Written request
Scan the records for the word "sont". Copy each line that includes it.
****************
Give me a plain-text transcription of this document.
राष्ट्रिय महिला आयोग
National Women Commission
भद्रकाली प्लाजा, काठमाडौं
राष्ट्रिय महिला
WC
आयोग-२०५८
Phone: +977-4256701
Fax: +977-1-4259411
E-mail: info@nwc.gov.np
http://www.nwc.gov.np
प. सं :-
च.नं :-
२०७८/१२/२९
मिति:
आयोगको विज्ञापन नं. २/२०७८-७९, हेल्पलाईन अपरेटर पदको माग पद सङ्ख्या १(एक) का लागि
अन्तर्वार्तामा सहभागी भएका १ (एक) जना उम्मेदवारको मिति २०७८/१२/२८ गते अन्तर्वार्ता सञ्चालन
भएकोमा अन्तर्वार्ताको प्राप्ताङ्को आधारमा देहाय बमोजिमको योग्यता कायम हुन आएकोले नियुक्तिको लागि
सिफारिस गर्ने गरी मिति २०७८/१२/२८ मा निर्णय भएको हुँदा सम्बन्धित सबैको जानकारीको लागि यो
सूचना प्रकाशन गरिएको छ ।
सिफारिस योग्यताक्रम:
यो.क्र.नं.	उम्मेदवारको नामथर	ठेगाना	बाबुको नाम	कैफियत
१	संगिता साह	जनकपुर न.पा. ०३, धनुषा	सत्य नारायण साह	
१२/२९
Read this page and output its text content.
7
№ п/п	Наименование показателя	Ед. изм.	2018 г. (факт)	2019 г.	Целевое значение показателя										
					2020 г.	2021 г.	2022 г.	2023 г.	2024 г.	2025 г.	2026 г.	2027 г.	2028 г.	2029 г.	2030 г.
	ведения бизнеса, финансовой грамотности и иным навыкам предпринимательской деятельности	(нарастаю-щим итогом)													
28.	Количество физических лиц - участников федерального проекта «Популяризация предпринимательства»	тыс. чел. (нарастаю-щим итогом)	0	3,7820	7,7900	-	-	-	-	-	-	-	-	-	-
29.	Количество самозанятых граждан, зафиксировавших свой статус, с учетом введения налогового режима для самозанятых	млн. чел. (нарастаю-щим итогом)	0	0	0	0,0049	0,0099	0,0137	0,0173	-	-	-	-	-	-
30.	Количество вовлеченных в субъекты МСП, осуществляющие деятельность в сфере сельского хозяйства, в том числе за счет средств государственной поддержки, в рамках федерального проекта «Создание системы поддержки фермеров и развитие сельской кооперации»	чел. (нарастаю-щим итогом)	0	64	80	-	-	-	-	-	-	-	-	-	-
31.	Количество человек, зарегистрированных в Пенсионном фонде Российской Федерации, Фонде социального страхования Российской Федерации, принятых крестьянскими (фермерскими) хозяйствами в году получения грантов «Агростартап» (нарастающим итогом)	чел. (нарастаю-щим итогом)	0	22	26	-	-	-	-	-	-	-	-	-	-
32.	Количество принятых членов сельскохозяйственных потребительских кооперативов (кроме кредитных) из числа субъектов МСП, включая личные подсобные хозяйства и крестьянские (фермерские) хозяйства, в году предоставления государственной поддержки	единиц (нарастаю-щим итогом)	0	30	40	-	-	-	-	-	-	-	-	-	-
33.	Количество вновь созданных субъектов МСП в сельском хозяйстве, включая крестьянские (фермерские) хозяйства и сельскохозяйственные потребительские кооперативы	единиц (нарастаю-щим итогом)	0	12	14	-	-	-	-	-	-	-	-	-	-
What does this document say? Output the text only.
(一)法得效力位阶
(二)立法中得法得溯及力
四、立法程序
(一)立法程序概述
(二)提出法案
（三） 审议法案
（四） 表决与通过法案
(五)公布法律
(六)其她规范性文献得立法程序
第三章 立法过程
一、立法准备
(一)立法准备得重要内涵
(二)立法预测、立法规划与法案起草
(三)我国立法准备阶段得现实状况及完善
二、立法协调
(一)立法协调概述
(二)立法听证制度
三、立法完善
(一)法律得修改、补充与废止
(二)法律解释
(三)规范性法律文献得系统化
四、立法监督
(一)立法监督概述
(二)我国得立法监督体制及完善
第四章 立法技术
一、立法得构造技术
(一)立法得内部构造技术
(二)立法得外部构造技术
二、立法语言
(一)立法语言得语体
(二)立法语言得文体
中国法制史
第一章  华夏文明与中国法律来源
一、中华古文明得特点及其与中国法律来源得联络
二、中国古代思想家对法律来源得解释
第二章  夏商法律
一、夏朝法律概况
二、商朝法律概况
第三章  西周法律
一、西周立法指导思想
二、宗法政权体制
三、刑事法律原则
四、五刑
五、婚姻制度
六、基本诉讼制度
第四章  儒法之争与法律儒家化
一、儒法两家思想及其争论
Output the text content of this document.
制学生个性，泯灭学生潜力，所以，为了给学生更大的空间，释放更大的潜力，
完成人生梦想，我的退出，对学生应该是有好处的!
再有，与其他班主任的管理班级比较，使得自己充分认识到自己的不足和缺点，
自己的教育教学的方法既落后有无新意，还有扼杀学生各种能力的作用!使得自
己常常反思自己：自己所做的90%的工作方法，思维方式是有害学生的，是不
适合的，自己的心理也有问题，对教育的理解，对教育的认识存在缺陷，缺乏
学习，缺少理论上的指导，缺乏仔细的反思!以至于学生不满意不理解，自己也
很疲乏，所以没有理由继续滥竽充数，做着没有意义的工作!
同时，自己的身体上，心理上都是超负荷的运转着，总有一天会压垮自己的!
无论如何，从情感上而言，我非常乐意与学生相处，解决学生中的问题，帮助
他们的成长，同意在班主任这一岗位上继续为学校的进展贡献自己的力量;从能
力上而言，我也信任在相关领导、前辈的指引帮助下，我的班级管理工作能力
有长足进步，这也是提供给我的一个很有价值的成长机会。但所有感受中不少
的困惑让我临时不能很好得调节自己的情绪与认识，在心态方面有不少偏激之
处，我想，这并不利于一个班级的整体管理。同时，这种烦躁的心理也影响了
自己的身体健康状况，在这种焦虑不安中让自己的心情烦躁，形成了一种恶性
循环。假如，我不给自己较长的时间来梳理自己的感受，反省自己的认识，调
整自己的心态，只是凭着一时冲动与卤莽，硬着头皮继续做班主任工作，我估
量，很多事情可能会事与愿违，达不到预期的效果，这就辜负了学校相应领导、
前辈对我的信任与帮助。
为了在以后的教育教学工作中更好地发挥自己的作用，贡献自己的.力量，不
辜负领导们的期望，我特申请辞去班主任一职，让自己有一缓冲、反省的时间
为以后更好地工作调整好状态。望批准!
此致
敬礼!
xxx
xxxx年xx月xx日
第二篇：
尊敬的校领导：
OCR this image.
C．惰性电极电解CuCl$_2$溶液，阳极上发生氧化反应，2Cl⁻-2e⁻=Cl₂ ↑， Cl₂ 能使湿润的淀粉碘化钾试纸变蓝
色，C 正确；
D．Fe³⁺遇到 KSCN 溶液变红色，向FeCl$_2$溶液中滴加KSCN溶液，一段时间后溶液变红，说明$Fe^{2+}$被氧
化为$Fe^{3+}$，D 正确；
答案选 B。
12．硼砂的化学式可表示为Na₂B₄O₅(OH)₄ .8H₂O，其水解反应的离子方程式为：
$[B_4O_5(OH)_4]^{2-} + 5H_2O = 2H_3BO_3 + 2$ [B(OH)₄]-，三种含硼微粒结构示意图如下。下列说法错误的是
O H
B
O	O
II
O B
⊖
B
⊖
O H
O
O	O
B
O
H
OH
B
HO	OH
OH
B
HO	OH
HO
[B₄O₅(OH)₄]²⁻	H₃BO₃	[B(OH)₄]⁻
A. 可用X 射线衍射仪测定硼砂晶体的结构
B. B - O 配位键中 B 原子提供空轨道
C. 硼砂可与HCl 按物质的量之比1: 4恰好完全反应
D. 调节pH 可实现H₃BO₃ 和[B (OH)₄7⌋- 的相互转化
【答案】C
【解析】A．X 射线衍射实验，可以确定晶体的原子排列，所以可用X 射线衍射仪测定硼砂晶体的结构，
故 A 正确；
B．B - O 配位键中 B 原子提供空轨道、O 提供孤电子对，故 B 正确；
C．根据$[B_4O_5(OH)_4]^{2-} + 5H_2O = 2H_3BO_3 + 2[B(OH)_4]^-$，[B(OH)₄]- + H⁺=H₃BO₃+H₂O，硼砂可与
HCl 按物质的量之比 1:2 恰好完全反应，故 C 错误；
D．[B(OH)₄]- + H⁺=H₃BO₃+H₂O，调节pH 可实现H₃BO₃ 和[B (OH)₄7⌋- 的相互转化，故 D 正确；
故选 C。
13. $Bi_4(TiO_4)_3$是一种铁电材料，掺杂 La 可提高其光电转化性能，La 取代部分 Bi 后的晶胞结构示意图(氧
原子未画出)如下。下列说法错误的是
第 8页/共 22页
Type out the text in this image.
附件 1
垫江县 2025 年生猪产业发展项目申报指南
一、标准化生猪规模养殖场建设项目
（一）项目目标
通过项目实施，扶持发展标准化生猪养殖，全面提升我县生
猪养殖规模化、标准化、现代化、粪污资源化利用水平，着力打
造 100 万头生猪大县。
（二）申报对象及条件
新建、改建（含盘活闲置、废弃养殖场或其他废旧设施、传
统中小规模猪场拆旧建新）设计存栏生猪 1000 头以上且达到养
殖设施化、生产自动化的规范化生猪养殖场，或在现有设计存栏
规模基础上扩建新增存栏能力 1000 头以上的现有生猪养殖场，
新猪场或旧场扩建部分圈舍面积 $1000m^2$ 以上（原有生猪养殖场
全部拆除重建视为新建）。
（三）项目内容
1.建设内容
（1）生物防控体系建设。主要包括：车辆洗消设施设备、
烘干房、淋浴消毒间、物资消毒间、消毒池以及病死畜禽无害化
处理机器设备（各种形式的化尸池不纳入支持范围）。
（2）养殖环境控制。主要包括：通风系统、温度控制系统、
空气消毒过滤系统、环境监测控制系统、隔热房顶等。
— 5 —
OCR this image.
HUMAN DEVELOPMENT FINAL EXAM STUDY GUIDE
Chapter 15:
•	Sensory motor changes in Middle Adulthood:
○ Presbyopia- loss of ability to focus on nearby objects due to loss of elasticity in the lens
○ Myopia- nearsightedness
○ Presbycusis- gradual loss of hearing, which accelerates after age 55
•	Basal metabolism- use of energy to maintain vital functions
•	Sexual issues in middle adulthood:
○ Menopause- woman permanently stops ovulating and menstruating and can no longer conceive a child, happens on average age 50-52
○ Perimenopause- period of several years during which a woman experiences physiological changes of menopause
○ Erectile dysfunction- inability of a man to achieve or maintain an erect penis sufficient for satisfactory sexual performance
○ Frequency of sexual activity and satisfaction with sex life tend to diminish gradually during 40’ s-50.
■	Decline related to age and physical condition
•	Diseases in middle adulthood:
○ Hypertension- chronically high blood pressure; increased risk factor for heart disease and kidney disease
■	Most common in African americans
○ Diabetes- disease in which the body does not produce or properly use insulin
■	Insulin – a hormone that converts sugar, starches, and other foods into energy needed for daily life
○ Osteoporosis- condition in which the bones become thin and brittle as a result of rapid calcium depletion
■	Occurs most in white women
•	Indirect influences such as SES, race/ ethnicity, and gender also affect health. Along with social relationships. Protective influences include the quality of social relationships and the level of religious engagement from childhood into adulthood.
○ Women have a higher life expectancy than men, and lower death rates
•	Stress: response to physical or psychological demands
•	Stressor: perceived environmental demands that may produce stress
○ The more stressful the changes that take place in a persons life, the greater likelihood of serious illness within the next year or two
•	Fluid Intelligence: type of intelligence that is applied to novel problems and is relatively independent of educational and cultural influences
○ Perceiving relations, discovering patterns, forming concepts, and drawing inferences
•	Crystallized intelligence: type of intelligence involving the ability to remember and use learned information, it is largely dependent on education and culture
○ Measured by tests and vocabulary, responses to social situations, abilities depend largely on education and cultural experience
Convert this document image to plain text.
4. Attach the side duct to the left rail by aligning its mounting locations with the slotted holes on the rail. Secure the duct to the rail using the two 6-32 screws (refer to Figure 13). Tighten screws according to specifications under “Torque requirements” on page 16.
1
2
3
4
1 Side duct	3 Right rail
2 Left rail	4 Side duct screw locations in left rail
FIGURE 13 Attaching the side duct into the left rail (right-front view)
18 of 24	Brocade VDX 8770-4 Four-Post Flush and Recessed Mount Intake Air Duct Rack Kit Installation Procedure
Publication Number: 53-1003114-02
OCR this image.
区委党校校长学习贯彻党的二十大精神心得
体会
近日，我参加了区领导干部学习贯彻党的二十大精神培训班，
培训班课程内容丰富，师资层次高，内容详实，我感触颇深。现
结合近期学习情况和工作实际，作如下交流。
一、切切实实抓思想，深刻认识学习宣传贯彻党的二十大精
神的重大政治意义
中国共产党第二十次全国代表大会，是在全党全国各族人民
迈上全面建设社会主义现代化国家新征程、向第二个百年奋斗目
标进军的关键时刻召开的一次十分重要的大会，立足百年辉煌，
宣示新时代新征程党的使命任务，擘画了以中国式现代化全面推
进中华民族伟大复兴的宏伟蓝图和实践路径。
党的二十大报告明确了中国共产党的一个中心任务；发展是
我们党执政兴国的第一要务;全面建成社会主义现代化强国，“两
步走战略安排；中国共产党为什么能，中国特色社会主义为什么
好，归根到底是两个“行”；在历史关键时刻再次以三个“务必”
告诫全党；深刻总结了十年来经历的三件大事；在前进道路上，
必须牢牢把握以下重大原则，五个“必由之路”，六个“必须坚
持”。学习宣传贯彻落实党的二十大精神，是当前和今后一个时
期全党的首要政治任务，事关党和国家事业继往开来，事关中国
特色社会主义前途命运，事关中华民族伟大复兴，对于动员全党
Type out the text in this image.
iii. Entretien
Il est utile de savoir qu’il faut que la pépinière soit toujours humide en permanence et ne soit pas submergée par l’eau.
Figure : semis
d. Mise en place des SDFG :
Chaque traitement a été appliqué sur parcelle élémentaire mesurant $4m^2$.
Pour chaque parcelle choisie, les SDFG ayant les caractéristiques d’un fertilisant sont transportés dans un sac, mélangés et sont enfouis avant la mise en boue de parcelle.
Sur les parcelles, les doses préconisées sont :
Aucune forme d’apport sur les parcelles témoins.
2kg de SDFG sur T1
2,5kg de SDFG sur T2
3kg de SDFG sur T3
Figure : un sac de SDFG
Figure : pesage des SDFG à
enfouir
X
****************
Written response
Pour chaque parcelle choisie, les SDFG ayant les caractéristiques d’un fertilisant sont transportés dans un sac, mélangés et sont enfouis avant la mise en boue de parcelle.
Sur les parcelles, les doses préconisées sont :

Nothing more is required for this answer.